Pull out every line with the word "sound".

------------------------------

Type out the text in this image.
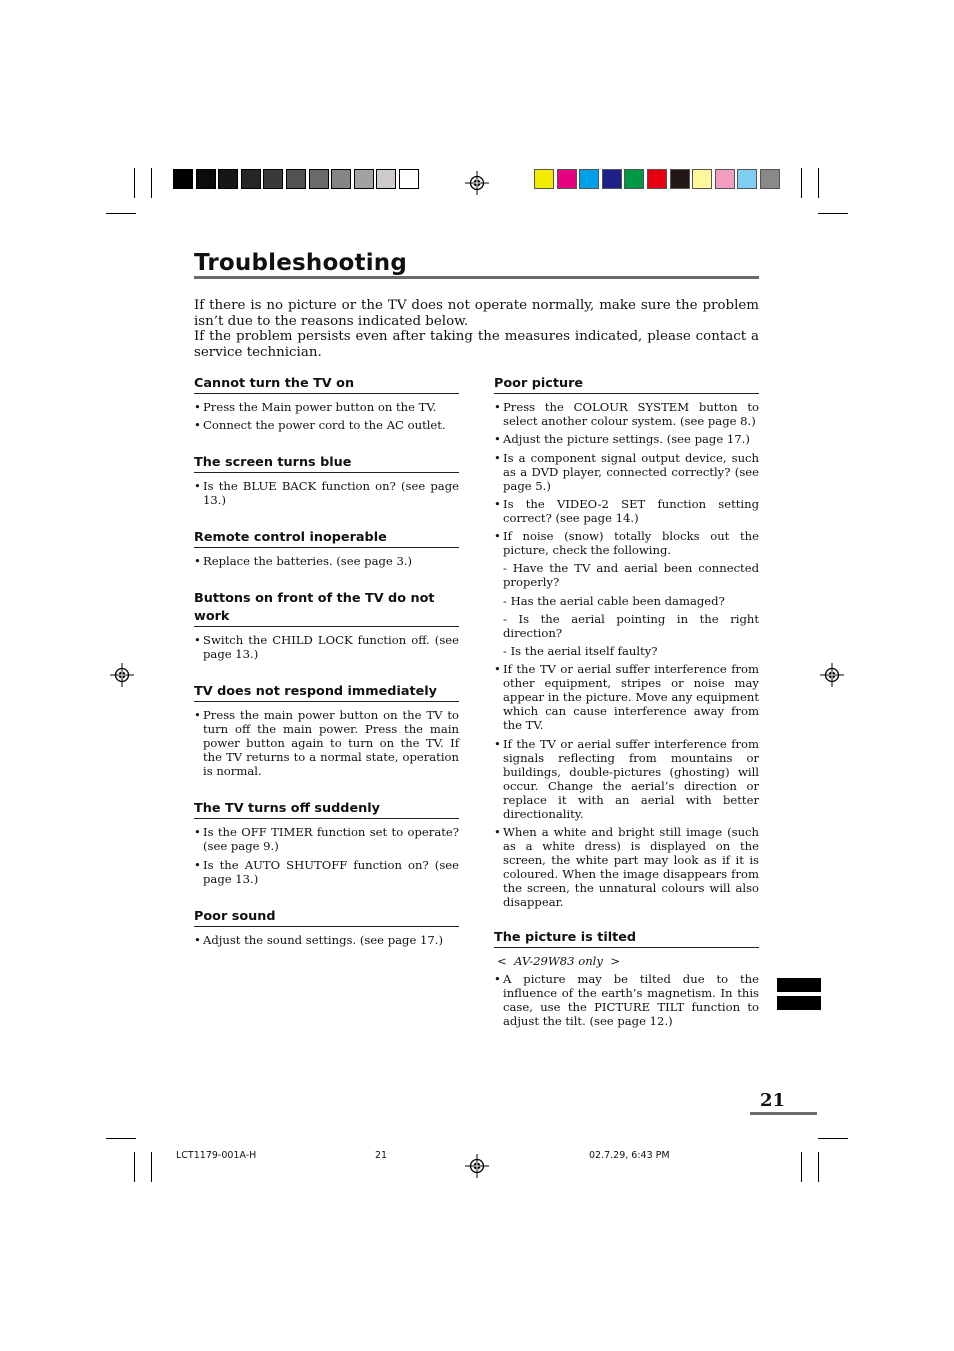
Troubleshooting

If there is no picture or the TV does not operate normally, make sure the problem isn’t due to the reasons indicated below.

If the problem persists even after taking the measures indicated, please contact a service technician.

Cannot turn the TV on
• Press the Main power button on the TV.
• Connect the power cord to the AC outlet.
The screen turns blue
• Is the BLUE BACK function on? (see page 13.)
Remote control inoperable
• Replace the batteries. (see page 3.)
Buttons on front of the TV do not work
• Switch the CHILD LOCK function off. (see page 13.)
TV does not respond immediately
• Press the main power button on the TV to turn off the main power. Press the main power button again to turn on the TV. If the TV returns to a normal state, operation is normal.
The TV turns off suddenly
• Is the OFF TIMER function set to operate? (see page 9.)
• Is the AUTO SHUTOFF function on? (see page 13.)
Poor sound
• Adjust the sound settings. (see page 17.)
Poor picture
• Press the COLOUR SYSTEM button to select another colour system. (see page 8.)
• Adjust the picture settings. (see page 17.)
• Is a component signal output device, such as a DVD player, connected correctly? (see page 5.)
• Is the VIDEO-2 SET function setting correct? (see page 14.)
• If noise (snow) totally blocks out the picture, check the following.
- Have the TV and aerial been connected properly?
- Has the aerial cable been damaged?
- Is the aerial pointing in the right direction?
- Is the aerial itself faulty?
• If the TV or aerial suffer interference from other equipment, stripes or noise may appear in the picture. Move any equipment which can cause interference away from the TV.
• If the TV or aerial suffer interference from signals reflecting from mountains or buildings, double-pictures (ghosting) will occur. Change the aerial’s direction or replace it with an aerial with better directionality.
• When a white and bright still image (such as a white dress) is displayed on the screen, the white part may look as if it is coloured. When the image disappears from the screen, the unnatural colours will also disappear.
The picture is tilted
< AV-29W83 only >
• A picture may be tilted due to the influence of the earth’s magnetism. In this case, use the PICTURE TILT function to adjust the tilt. (see page 12.)
21
LCT1179-001A-H	21	02.7.29, 6:43 PM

------------------------------

- Output of the task:
Poor sound
• Adjust the sound settings. (see page 17.)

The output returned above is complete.